▶ _PROBLEM TO WORK ON_
Go through the entries below and collect each line with the string "display" in it.

----- DATA TO USE

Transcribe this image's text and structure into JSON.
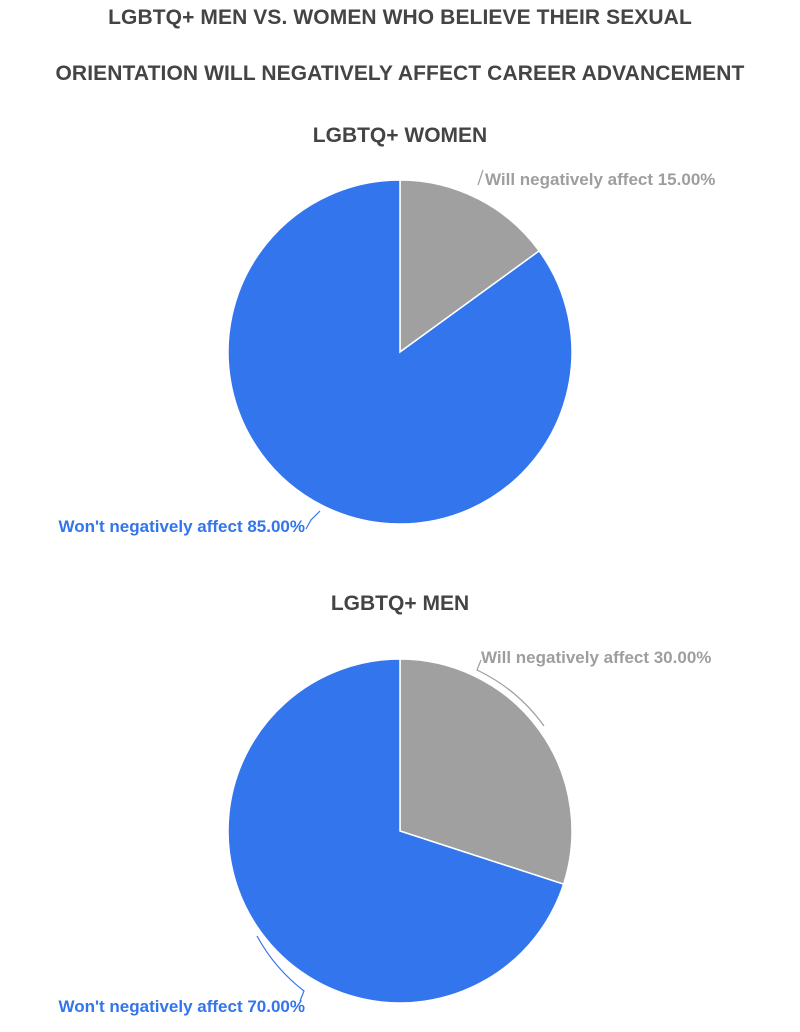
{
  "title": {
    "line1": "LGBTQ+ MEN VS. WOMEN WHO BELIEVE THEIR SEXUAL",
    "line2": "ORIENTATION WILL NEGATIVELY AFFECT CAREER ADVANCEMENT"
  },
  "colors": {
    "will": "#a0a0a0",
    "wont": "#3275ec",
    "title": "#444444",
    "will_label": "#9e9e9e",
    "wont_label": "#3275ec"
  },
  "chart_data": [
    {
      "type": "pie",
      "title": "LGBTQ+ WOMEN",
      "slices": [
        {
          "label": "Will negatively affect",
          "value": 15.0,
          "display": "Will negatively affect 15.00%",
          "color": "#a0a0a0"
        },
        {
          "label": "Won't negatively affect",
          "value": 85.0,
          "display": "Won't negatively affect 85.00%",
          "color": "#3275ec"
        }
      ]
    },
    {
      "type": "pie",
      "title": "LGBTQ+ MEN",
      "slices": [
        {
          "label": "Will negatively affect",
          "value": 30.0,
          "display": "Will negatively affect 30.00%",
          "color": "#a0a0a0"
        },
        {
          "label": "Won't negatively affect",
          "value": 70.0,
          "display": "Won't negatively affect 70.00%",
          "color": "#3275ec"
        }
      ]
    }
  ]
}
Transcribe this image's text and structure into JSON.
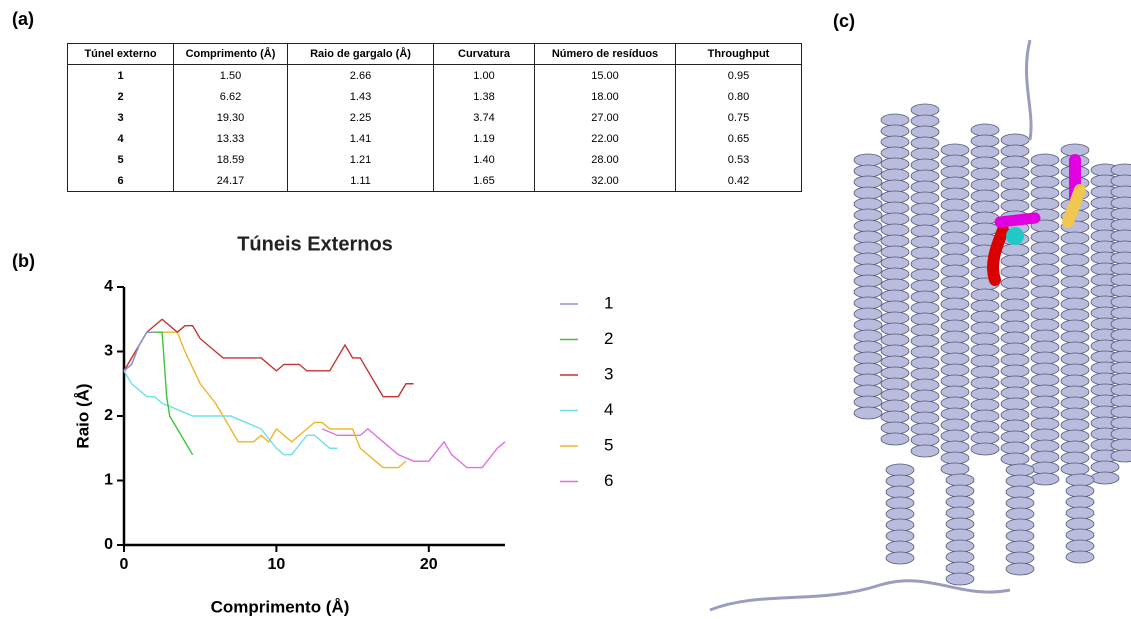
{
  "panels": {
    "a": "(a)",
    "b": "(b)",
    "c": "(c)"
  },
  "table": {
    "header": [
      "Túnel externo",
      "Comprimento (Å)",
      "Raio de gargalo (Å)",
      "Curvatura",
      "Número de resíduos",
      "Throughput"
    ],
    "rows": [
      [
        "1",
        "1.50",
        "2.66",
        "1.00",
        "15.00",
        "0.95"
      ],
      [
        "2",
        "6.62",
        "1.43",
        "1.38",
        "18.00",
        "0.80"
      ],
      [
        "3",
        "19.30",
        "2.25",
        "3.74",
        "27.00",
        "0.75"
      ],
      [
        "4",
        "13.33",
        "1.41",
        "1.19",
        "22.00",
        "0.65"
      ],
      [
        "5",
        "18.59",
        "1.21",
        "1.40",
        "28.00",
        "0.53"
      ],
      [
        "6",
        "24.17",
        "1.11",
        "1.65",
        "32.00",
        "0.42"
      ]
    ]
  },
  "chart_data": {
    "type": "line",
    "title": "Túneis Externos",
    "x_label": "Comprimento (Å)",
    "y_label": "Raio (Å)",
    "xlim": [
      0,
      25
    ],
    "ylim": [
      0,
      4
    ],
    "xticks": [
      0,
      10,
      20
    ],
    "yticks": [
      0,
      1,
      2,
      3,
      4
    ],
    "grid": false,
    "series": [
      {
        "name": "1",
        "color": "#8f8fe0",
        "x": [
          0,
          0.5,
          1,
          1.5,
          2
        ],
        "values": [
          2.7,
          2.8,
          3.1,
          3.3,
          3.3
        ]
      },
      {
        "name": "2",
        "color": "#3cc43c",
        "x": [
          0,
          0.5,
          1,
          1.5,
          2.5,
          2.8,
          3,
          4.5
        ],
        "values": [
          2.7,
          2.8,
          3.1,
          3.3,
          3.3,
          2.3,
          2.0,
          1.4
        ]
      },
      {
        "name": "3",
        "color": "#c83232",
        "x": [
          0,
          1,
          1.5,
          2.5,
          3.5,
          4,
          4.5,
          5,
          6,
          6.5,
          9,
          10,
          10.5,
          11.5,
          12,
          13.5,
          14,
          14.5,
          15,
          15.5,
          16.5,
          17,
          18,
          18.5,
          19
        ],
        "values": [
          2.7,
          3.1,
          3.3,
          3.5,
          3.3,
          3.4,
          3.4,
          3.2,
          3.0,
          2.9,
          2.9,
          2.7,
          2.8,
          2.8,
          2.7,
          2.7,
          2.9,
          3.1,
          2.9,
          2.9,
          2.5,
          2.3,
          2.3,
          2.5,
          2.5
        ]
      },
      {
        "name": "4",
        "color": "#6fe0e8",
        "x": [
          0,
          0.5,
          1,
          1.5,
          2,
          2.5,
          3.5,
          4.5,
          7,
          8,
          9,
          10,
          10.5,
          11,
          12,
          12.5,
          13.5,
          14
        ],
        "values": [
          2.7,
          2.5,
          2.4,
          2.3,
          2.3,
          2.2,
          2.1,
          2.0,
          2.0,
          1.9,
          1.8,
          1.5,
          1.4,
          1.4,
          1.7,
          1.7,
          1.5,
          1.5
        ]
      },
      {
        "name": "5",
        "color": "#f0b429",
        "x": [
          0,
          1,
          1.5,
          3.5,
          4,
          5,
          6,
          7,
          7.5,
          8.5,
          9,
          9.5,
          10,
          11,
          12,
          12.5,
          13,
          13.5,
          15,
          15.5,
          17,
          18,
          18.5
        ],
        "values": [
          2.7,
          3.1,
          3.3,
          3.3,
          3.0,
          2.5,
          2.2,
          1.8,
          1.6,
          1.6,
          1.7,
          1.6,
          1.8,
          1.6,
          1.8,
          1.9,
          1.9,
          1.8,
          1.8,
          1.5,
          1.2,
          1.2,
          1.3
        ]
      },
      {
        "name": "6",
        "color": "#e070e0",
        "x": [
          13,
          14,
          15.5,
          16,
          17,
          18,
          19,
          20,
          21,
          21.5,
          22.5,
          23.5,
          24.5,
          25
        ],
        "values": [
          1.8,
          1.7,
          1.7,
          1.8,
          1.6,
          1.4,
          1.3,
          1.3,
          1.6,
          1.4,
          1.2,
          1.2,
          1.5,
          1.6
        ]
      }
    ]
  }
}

----------
----- DATA TO USE

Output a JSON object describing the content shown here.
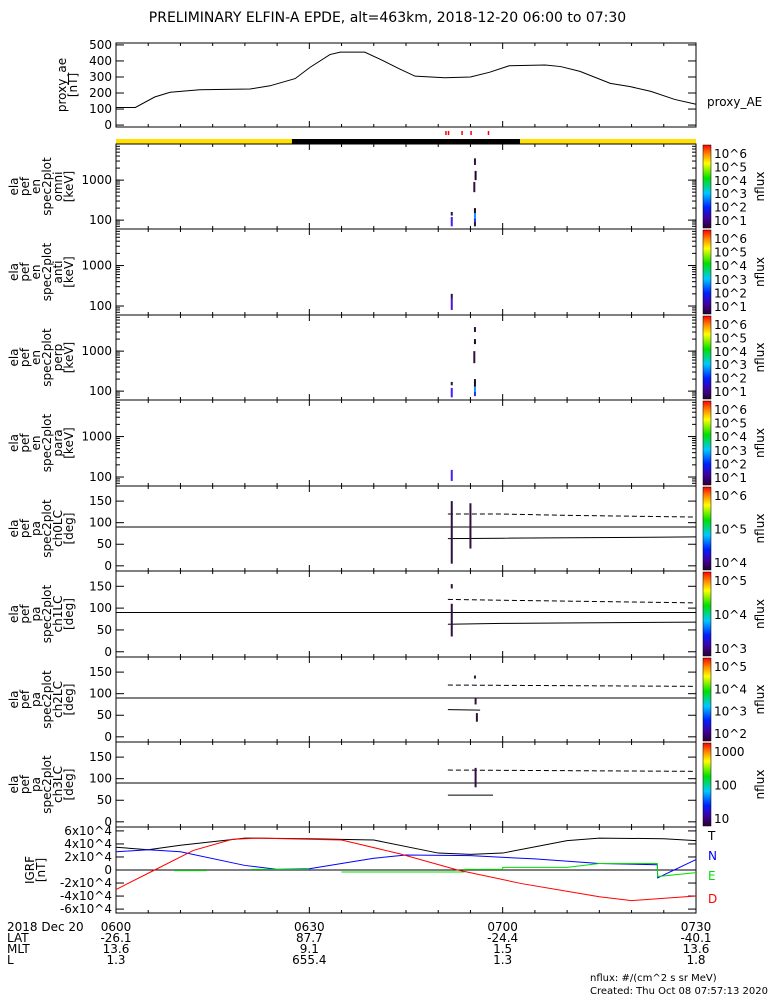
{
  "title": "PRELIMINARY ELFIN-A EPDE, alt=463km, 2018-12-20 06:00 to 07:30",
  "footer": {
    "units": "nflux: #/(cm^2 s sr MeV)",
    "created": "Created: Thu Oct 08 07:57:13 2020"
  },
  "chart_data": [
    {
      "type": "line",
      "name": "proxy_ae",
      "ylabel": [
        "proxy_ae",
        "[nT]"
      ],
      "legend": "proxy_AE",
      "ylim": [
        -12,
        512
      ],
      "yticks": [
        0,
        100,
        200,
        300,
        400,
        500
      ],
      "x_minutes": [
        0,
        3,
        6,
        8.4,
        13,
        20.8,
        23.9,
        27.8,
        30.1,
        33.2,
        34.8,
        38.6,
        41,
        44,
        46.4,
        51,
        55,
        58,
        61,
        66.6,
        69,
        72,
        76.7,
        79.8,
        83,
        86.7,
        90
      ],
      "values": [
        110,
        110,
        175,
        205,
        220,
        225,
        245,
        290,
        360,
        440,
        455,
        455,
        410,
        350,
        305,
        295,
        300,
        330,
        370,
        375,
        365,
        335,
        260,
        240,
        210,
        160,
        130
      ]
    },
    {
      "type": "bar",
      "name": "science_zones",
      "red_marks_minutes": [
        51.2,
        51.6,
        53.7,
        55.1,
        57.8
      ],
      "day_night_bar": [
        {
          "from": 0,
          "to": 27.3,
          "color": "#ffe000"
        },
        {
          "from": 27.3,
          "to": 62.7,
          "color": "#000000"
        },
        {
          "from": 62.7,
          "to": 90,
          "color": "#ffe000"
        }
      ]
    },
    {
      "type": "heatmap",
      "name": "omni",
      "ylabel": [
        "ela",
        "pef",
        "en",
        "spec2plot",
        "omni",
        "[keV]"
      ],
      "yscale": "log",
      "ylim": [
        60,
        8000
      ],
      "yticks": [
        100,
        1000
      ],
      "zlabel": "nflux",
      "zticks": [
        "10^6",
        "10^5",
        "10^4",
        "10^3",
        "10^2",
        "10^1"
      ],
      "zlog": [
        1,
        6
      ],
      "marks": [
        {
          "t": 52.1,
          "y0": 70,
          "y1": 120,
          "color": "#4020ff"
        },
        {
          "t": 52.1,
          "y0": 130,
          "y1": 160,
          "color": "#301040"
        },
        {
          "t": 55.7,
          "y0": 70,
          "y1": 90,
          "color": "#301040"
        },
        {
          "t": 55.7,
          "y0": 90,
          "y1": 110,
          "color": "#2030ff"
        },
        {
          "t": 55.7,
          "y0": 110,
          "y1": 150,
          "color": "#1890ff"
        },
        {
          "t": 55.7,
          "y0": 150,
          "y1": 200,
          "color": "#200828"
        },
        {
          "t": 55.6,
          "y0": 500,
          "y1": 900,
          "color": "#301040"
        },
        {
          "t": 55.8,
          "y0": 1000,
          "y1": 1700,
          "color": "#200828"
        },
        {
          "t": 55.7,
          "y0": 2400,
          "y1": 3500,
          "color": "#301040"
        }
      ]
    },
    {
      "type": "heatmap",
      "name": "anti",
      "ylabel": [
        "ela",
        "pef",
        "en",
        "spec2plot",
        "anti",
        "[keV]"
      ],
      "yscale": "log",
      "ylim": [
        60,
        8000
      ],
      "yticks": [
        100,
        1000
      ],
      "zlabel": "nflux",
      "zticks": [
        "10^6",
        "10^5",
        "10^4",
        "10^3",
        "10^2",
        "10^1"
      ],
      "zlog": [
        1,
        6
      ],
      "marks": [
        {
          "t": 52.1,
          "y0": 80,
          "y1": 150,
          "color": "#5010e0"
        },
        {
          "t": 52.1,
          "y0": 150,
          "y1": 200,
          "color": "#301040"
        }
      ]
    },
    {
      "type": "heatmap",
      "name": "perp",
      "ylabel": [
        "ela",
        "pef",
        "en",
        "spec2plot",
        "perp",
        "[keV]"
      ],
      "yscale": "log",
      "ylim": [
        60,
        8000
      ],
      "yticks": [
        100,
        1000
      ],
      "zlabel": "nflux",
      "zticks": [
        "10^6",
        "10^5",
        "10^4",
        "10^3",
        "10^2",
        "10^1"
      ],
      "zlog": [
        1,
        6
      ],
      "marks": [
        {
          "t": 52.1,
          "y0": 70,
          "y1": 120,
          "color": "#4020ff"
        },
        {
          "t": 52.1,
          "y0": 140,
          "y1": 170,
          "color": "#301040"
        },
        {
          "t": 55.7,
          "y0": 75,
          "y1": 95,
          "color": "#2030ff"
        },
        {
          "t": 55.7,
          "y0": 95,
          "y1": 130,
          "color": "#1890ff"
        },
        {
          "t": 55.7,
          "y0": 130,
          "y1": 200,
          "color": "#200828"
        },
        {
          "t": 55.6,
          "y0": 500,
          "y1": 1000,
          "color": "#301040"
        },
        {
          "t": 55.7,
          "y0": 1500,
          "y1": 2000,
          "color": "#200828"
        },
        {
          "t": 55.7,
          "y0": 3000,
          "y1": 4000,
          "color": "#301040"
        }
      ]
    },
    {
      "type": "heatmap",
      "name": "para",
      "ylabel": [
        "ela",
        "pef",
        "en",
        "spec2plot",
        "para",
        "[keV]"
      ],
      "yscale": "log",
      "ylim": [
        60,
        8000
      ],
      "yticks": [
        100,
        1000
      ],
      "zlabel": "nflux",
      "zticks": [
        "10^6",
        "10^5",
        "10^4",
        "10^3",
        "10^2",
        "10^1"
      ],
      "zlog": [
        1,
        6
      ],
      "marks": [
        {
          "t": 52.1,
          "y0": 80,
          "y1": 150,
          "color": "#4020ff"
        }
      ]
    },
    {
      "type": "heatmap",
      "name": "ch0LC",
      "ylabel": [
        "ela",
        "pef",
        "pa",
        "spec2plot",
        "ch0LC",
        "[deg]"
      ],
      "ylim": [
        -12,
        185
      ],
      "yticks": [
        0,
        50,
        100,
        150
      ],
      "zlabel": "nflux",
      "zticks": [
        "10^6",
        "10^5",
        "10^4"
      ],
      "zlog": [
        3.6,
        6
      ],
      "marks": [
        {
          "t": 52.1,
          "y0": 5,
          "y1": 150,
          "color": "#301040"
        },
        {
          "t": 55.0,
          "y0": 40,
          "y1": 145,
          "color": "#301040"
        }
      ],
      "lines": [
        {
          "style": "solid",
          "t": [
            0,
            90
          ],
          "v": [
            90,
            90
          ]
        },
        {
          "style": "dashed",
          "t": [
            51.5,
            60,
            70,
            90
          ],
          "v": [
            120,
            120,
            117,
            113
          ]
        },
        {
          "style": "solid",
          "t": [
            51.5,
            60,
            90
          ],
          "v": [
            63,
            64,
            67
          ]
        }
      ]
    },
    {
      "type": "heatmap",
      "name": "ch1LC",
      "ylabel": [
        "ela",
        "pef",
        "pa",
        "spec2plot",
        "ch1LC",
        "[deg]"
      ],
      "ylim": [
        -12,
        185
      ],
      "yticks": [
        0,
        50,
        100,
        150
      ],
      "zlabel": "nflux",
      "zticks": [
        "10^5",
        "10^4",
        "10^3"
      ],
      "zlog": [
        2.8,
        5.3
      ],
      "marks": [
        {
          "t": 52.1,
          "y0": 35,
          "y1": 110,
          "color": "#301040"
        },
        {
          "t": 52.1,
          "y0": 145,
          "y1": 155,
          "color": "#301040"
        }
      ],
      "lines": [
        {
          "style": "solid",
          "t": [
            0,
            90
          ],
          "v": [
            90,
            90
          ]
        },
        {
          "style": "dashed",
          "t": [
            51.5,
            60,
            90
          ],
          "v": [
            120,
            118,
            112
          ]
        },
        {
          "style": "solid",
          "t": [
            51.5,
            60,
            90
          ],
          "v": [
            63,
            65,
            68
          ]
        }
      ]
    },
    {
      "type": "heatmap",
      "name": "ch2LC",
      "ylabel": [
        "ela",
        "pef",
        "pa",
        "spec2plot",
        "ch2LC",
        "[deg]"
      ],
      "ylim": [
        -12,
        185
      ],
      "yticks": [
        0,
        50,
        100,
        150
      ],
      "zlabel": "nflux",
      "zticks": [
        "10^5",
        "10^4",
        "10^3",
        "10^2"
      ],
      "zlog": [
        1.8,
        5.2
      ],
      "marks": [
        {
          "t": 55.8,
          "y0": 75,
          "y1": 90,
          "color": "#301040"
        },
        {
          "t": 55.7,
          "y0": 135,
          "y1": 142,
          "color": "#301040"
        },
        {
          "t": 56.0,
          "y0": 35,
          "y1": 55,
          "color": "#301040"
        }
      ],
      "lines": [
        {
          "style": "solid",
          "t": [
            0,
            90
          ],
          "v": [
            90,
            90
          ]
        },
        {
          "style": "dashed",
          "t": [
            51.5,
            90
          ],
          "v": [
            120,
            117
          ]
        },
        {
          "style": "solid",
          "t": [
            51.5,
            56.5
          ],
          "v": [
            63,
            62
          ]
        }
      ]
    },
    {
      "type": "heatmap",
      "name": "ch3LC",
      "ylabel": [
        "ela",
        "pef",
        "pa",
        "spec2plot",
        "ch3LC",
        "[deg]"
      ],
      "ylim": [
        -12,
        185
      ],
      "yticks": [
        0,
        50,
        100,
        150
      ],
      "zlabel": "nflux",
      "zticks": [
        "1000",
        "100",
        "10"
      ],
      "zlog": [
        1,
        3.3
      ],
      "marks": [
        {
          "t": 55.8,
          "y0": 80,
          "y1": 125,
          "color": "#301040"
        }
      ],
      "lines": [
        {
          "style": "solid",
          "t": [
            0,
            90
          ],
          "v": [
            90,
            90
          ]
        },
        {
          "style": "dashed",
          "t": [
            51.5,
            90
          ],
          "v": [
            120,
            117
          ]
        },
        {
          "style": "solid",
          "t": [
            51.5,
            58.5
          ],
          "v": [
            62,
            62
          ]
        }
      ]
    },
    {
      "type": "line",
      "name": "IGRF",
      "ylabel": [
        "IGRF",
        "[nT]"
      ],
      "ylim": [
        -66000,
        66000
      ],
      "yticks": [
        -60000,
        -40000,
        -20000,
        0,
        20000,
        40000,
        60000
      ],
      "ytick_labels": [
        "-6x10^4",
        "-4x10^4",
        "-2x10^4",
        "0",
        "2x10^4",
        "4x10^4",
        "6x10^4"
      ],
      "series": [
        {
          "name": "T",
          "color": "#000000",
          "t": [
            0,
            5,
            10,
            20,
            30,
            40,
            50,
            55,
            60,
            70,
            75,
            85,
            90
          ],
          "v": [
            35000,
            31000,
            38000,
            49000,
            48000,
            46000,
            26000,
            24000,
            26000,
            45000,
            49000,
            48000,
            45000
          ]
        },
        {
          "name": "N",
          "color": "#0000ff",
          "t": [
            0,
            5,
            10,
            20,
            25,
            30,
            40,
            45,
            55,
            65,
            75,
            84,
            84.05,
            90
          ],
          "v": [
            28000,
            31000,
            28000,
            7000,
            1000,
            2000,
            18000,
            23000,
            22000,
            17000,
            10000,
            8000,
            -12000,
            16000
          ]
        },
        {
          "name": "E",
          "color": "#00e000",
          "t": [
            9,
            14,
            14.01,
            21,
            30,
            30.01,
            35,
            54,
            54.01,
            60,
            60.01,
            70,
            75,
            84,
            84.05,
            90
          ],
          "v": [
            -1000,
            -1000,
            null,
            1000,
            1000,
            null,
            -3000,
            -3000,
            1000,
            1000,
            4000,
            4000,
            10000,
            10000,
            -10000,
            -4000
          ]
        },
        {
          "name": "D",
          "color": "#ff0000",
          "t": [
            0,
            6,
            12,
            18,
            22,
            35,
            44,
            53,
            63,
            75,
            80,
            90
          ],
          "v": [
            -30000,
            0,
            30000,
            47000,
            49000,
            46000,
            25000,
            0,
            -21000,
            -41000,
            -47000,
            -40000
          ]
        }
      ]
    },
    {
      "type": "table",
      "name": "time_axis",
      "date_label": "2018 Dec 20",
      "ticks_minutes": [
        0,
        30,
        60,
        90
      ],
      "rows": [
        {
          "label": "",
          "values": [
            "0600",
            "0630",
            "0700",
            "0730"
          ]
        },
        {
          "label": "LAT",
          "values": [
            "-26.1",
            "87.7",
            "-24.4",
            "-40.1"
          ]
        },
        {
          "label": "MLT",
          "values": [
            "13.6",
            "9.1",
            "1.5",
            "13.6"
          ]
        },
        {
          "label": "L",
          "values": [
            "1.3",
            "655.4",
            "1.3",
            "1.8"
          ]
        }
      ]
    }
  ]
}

----------

▶ _OUTPUT OF THE TASK_
          "display": "Will negatively affect 15.00%",
          "display": "Won't negatively affect 85.00%",
          "display": "Will negatively affect 30.00%",
          "display": "Won't negatively affect 70.00%",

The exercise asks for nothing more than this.